WHAT THE TASK REQUIRES: Write out each line from the data below that includes the word "的声波比波长".

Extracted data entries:
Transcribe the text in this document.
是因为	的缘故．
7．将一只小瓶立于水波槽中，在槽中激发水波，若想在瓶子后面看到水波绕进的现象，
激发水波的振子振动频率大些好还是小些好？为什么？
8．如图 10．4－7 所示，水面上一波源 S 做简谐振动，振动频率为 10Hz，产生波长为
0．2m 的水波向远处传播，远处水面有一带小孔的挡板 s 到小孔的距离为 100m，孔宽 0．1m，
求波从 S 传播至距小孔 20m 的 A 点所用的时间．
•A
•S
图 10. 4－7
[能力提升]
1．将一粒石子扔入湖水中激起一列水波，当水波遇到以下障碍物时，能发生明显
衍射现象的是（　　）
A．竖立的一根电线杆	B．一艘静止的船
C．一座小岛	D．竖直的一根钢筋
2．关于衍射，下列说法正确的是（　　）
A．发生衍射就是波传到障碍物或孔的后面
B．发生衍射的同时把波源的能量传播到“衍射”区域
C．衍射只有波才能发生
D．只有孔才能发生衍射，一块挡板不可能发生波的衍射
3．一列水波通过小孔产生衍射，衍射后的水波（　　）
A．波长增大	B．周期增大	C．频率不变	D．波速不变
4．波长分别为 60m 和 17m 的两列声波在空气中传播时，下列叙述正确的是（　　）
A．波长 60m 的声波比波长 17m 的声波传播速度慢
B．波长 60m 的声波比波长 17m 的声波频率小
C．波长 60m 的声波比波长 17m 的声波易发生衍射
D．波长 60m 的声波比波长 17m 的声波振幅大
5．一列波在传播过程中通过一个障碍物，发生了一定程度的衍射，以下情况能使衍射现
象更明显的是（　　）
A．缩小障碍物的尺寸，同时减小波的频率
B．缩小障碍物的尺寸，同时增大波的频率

THE ANSWER:
A．波长 60m 的声波比波长 17m 的声波传播速度慢
B．波长 60m 的声波比波长 17m 的声波频率小
C．波长 60m 的声波比波长 17m 的声波易发生衍射
D．波长 60m 的声波比波长 17m 的声波振幅大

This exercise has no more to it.